[Requirements]:
Copy the listing verbatim, from its first line through the line containing "- Point: [222, 574, 245, 588]", both ends included.

[Data shown]:

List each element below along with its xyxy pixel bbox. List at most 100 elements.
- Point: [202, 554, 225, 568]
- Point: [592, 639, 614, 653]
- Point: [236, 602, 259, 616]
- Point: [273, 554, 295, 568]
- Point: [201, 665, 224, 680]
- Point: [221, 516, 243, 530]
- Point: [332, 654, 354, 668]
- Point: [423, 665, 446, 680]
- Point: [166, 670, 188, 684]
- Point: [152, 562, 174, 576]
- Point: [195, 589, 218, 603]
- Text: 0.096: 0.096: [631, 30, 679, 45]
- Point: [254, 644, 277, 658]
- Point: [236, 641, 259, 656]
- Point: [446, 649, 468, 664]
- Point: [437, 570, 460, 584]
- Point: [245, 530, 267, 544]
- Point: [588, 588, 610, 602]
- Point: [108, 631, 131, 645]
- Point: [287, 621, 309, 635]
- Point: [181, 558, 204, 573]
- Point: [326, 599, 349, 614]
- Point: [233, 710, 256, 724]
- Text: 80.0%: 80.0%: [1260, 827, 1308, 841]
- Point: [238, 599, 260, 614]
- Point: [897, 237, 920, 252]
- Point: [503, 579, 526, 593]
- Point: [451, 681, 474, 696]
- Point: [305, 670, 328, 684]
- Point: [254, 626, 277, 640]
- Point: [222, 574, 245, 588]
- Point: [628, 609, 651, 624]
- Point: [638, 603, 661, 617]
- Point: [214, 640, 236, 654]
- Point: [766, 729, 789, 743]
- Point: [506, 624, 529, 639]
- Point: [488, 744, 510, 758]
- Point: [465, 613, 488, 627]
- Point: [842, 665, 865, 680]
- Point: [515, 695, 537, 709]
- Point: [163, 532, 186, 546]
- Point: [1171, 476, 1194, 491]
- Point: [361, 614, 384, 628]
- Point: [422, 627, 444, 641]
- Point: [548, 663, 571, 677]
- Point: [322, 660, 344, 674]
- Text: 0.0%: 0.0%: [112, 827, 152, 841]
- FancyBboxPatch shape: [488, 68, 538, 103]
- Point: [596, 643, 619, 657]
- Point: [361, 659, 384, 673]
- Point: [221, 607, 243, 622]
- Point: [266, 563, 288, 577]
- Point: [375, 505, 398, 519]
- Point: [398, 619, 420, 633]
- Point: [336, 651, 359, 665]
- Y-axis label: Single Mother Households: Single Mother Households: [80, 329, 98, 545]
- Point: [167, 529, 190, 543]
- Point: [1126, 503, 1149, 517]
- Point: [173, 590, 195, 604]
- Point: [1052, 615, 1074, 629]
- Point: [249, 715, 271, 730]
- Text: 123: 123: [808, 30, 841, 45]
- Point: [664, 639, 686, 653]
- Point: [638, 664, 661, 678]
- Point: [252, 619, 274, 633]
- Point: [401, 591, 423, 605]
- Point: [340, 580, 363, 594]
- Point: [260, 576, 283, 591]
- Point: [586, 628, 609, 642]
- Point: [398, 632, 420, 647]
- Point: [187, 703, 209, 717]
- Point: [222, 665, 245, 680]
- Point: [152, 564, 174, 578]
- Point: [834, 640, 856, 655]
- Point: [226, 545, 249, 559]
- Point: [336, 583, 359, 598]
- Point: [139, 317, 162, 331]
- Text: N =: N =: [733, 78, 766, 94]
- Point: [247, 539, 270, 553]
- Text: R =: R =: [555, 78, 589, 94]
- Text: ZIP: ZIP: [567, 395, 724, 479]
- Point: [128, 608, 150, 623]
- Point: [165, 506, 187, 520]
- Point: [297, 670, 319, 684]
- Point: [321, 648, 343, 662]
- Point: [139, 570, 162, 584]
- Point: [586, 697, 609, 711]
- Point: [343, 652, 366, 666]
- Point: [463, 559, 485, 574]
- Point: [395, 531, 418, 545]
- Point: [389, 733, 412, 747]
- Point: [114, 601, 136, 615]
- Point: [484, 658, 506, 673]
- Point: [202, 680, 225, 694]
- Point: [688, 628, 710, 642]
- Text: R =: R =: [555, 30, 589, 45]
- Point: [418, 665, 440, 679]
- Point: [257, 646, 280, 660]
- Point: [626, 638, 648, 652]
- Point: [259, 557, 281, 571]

[Exercise response]:
List each element below along with its xyxy pixel bbox. List at most 100 elements.
- Point: [202, 554, 225, 568]
- Point: [592, 639, 614, 653]
- Point: [236, 602, 259, 616]
- Point: [273, 554, 295, 568]
- Point: [201, 665, 224, 680]
- Point: [221, 516, 243, 530]
- Point: [332, 654, 354, 668]
- Point: [423, 665, 446, 680]
- Point: [166, 670, 188, 684]
- Point: [152, 562, 174, 576]
- Point: [195, 589, 218, 603]
- Text: 0.096: 0.096: [631, 30, 679, 45]
- Point: [254, 644, 277, 658]
- Point: [236, 641, 259, 656]
- Point: [446, 649, 468, 664]
- Point: [437, 570, 460, 584]
- Point: [245, 530, 267, 544]
- Point: [588, 588, 610, 602]
- Point: [108, 631, 131, 645]
- Point: [287, 621, 309, 635]
- Point: [181, 558, 204, 573]
- Point: [326, 599, 349, 614]
- Point: [233, 710, 256, 724]
- Text: 80.0%: 80.0%: [1260, 827, 1308, 841]
- Point: [238, 599, 260, 614]
- Point: [897, 237, 920, 252]
- Point: [503, 579, 526, 593]
- Point: [451, 681, 474, 696]
- Point: [305, 670, 328, 684]
- Point: [254, 626, 277, 640]
- Point: [222, 574, 245, 588]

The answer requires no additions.